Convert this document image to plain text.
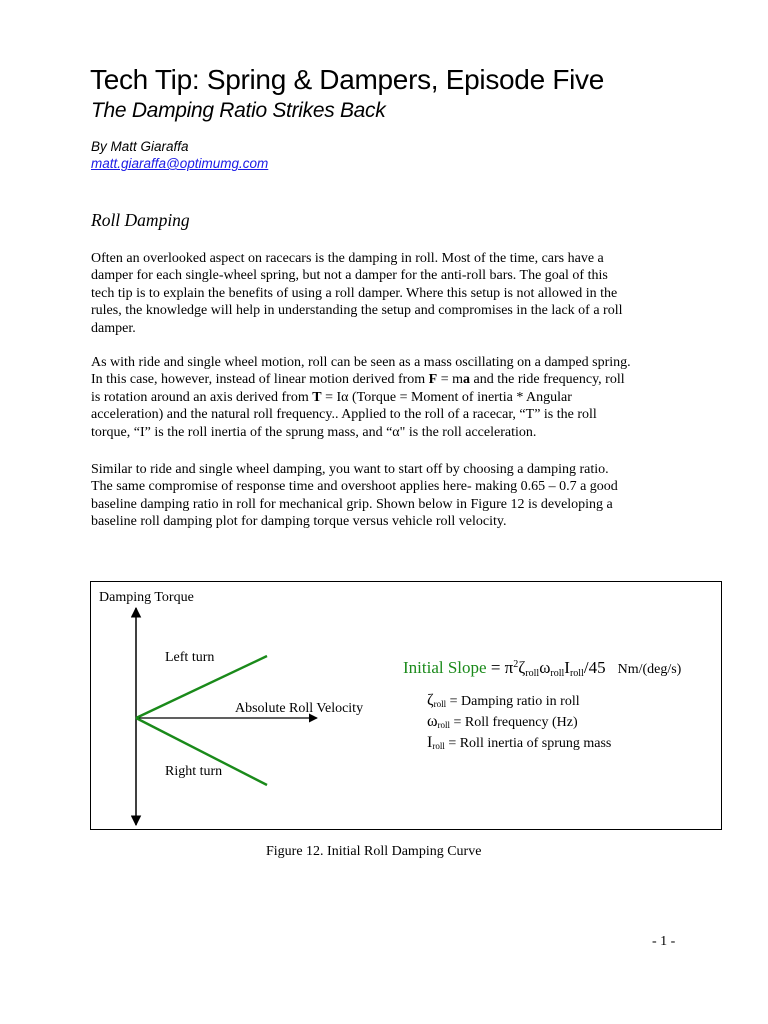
Tech Tip: Spring & Dampers, Episode Five
The Damping Ratio Strikes Back
By Matt Giaraffa
matt.giaraffa@optimumg.com
Roll Damping

Often an overlooked aspect on racecars is the damping in roll. Most of the time, cars have a
damper for each single-wheel spring, but not a damper for the anti-roll bars. The goal of this
tech tip is to explain the benefits of using a roll damper. Where this setup is not allowed in the
rules, the knowledge will help in understanding the setup and compromises in the lack of a roll
damper.

As with ride and single wheel motion, roll can be seen as a mass oscillating on a damped spring.
In this case, however, instead of linear motion derived from F = ma and the ride frequency, roll
is rotation around an axis derived from T = Iα (Torque = Moment of inertia * Angular
acceleration) and the natural roll frequency.. Applied to the roll of a racecar, “T” is the roll
torque, “I” is the roll inertia of the sprung mass, and “α" is the roll acceleration.

Similar to ride and single wheel damping, you want to start off by choosing a damping ratio.
The same compromise of response time and overshoot applies here- making 0.65 – 0.7 a good
baseline damping ratio in roll for mechanical grip. Shown below in Figure 12 is developing a
baseline roll damping plot for damping torque versus vehicle roll velocity.

Damping Torque
Left turn
Absolute Roll Velocity
Right turn
Initial Slope = $\pi^2\zeta_{roll}\omega_{roll}I_{roll}/45$ Nm/(deg/s)
$\zeta_{roll}$ = Damping ratio in roll
$\omega_{roll}$ = Roll frequency (Hz)
$I_{roll}$ = Roll inertia of sprung mass
Figure 12. Initial Roll Damping Curve
- 1 -
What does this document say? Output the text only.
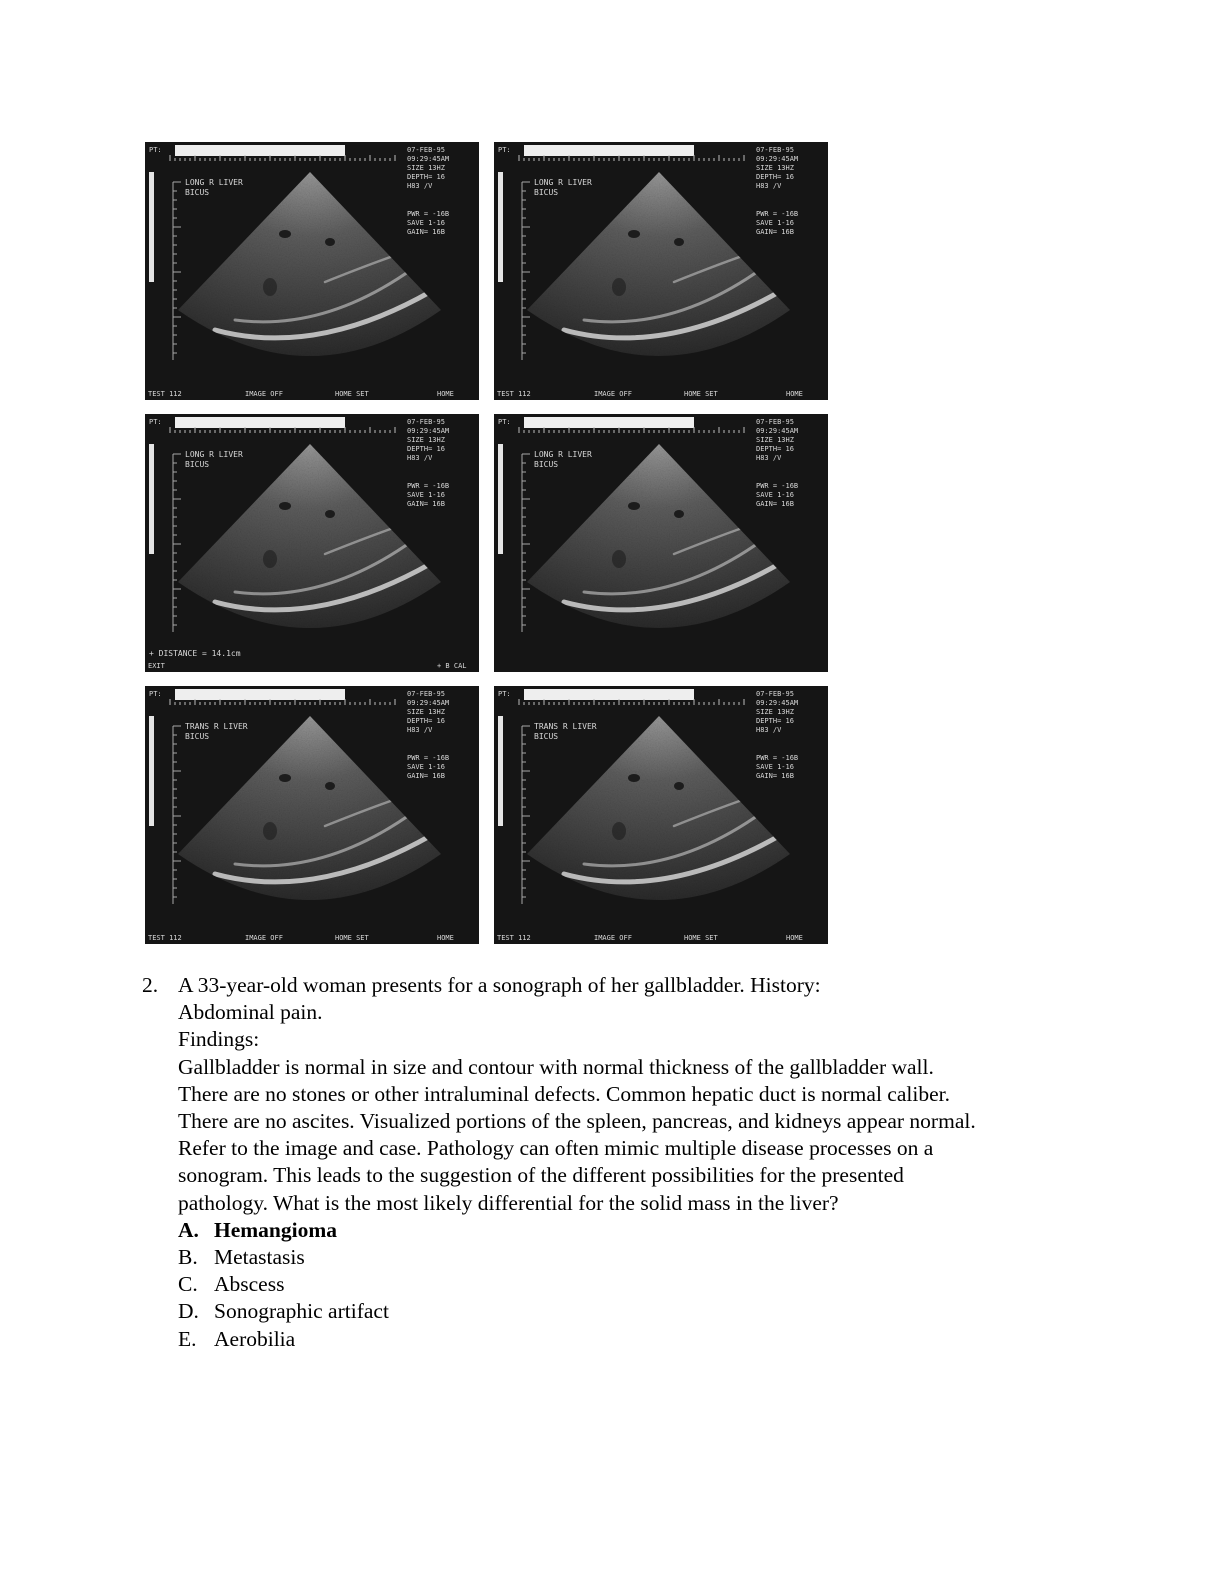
07-FEB-95
09:29:45AM
SIZE 13HZ
DEPTH= 16
H83 /V
PWR = -16B
SAVE 1-16
GAIN= 16B
PT:
LONG R LIVER
BICUS
TEST 112	IMAGE OFF	HOME SET	HOME
07-FEB-95
09:29:45AM
SIZE 13HZ
DEPTH= 16
H83 /V
PWR = -16B
SAVE 1-16
GAIN= 16B
PT:
LONG R LIVER
BICUS
TEST 112	IMAGE OFF	HOME SET	HOME
07-FEB-95
09:29:45AM
SIZE 13HZ
DEPTH= 16
H83 /V
PWR = -16B
SAVE 1-16
GAIN= 16B
PT:
LONG R LIVER
BICUS
+ DISTANCE = 14.1cm
EXIT	+ B CAL
07-FEB-95
09:29:45AM
SIZE 13HZ
DEPTH= 16
H83 /V
PWR = -16B
SAVE 1-16
GAIN= 16B
PT:
LONG R LIVER
BICUS
07-FEB-95
09:29:45AM
SIZE 13HZ
DEPTH= 16
H83 /V
PWR = -16B
SAVE 1-16
GAIN= 16B
PT:
TRANS R LIVER
BICUS
TEST 112	IMAGE OFF	HOME SET	HOME
07-FEB-95
09:29:45AM
SIZE 13HZ
DEPTH= 16
H83 /V
PWR = -16B
SAVE 1-16
GAIN= 16B
PT:
TRANS R LIVER
BICUS
TEST 112	IMAGE OFF	HOME SET	HOME
2. A 33-year-old woman presents for a sonograph of her gallbladder. History:

Abdominal pain.

Findings:

Gallbladder is normal in size and contour with normal thickness of the gallbladder wall.

There are no stones or other intraluminal defects. Common hepatic duct is normal caliber.

There are no ascites. Visualized portions of the spleen, pancreas, and kidneys appear normal.

Refer to the image and case. Pathology can often mimic multiple disease processes on a

sonogram. This leads to the suggestion of the different possibilities for the presented

pathology. What is the most likely differential for the solid mass in the liver?

A. Hemangioma
B. Metastasis
C. Abscess
D. Sonographic artifact
E. Aerobilia
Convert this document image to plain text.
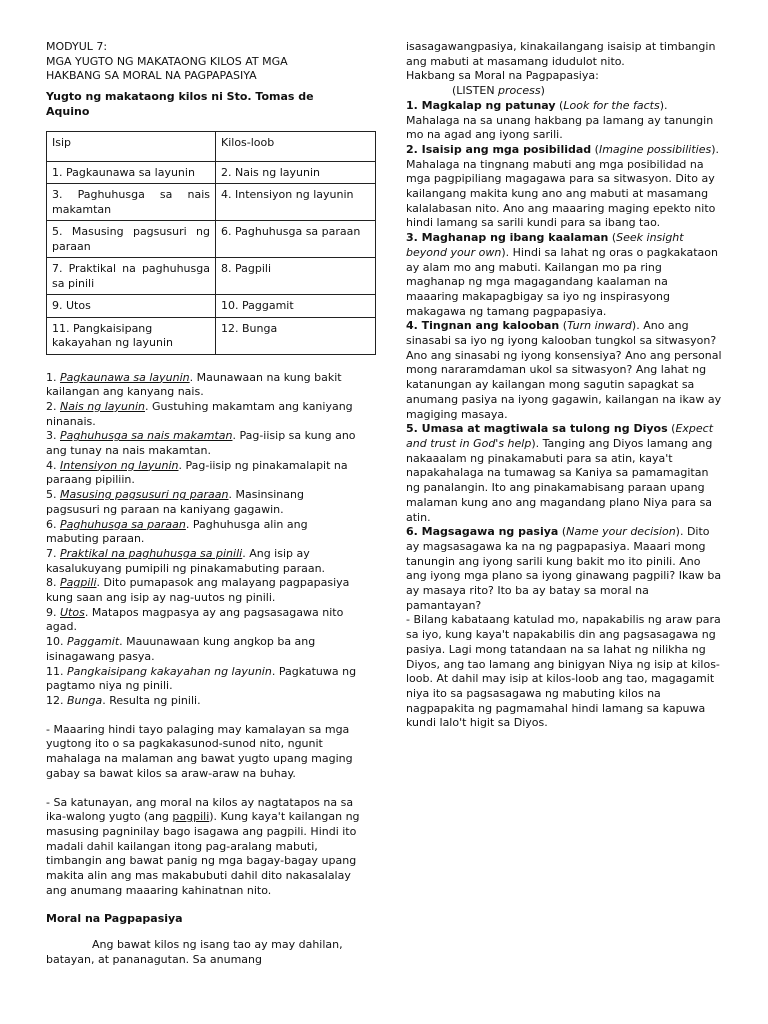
MODYUL 7:
MGA YUGTO NG MAKATAONG KILOS AT MGA
HAKBANG SA MORAL NA PAGPAPASIYA
Yugto ng makataong kilos ni Sto. Tomas de Aquino
Isip	Kilos-loob
1. Pagkaunawa sa layunin	2. Nais ng layunin
3. Paghuhusga sa nais makamtan	4. Intensiyon ng layunin
5. Masusing pagsusuri ng paraan	6. Paghuhusga sa paraan
7. Praktikal na paghuhusga sa pinili	8. Pagpili
9. Utos	10. Paggamit
11. Pangkaisipang kakayahan ng layunin	12. Bunga

1. Pagkaunawa sa layunin. Maunawaan na kung bakit kailangan ang kanyang nais.

2. Nais ng layunin. Gustuhing makamtam ang kaniyang ninanais.

3. Paghuhusga sa nais makamtan. Pag-iisip sa kung ano ang tunay na nais makamtan.

4. Intensiyon ng layunin. Pag-iisip ng pinakamalapit na paraang pipiliin.

5. Masusing pagsusuri ng paraan. Masinsinang pagsusuri ng paraan na kaniyang gagawin.

6. Paghuhusga sa paraan. Paghuhusga alin ang mabuting paraan.

7. Praktikal na paghuhusga sa pinili. Ang isip ay kasalukuyang pumipili ng pinakamabuting paraan.

8. Pagpili. Dito pumapasok ang malayang pagpapasiya kung saan ang isip ay nag-uutos ng pinili.

9. Utos. Matapos magpasya ay ang pagsasagawa nito agad.

10. Paggamit. Mauunawaan kung angkop ba ang isinagawang pasya.

11. Pangkaisipang kakayahan ng layunin. Pagkatuwa ng pagtamo niya ng pinili.

12. Bunga. Resulta ng pinili.

- Maaaring hindi tayo palaging may kamalayan sa mga yugtong ito o sa pagkakasunod-sunod nito, ngunit mahalaga na malaman ang bawat yugto upang maging gabay sa bawat kilos sa araw-araw na buhay.

- Sa katunayan, ang moral na kilos ay nagtatapos na sa ika-walong yugto (ang pagpili). Kung kaya't kailangan ng masusing pagninilay bago isagawa ang pagpili. Hindi ito madali dahil kailangan itong pag-aralang mabuti, timbangin ang bawat panig ng mga bagay-bagay upang makita alin ang mas makabubuti dahil dito nakasalalay ang anumang maaaring kahinatnan nito.

Moral na Pagpapasiya

Ang bawat kilos ng isang tao ay may dahilan, batayan, at pananagutan. Sa anumang

isasagawangpasiya, kinakailangang isaisip at timbangin ang mabuti at masamang idudulot nito.

Hakbang sa Moral na Pagpapasiya:

(LISTEN process)

1. Magkalap ng patunay (Look for the facts). Mahalaga na sa unang hakbang pa lamang ay tanungin mo na agad ang iyong sarili.

2. Isaisip ang mga posibilidad (Imagine possibilities). Mahalaga na tingnang mabuti ang mga posibilidad na mga pagpipiliang magagawa para sa sitwasyon. Dito ay kailangang makita kung ano ang mabuti at masamang kalalabasan nito. Ano ang maaaring maging epekto nito hindi lamang sa sarili kundi para sa ibang tao.

3. Maghanap ng ibang kaalaman (Seek insight beyond your own). Hindi sa lahat ng oras o pagkakataon ay alam mo ang mabuti. Kailangan mo pa ring maghanap ng mga magagandang kaalaman na maaaring makapagbigay sa iyo ng inspirasyong makagawa ng tamang pagpapasiya.

4. Tingnan ang kalooban (Turn inward). Ano ang sinasabi sa iyo ng iyong kalooban tungkol sa sitwasyon? Ano ang sinasabi ng iyong konsensiya? Ano ang personal mong nararamdaman ukol sa sitwasyon? Ang lahat ng katanungan ay kailangan mong sagutin sapagkat sa anumang pasiya na iyong gagawin, kailangan na ikaw ay magiging masaya.

5. Umasa at magtiwala sa tulong ng Diyos (Expect and trust in God's help). Tanging ang Diyos lamang ang nakaaalam ng pinakamabuti para sa atin, kaya't napakahalaga na tumawag sa Kaniya sa pamamagitan ng panalangin. Ito ang pinakamabisang paraan upang malaman kung ano ang magandang plano Niya para sa atin.

6. Magsagawa ng pasiya (Name your decision). Dito ay magsasagawa ka na ng pagpapasiya. Maaari mong tanungin ang iyong sarili kung bakit mo ito pinili. Ano ang iyong mga plano sa iyong ginawang pagpili? Ikaw ba ay masaya rito? Ito ba ay batay sa moral na pamantayan?

- Bilang kabataang katulad mo, napakabilis ng araw para sa iyo, kung kaya't napakabilis din ang pagsasagawa ng pasiya. Lagi mong tatandaan na sa lahat ng nilikha ng Diyos, ang tao lamang ang binigyan Niya ng isip at kilos-loob. At dahil may isip at kilos-loob ang tao, magagamit niya ito sa pagsasagawa ng mabuting kilos na nagpapakita ng pagmamahal hindi lamang sa kapuwa kundi lalo't higit sa Diyos.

++++++++++

| Exercise |
From the data above, pick out each line containing "help" and copy it.

| Expected answer |
rules, the knowledge will help in understanding the setup and compromises in the lack of a roll
5. Umasa at magtiwala sa tulong ng Diyos (Expect and trust in God's help). Tanging ang Diyos lamang ang nakaaalam ng pinakamabuti para sa atin, kaya't napakahalaga na tumawag sa Kaniya sa pamamagitan ng panalangin. Ito ang pinakamabisang paraan upang malaman kung ano ang magandang plano Niya para sa atin.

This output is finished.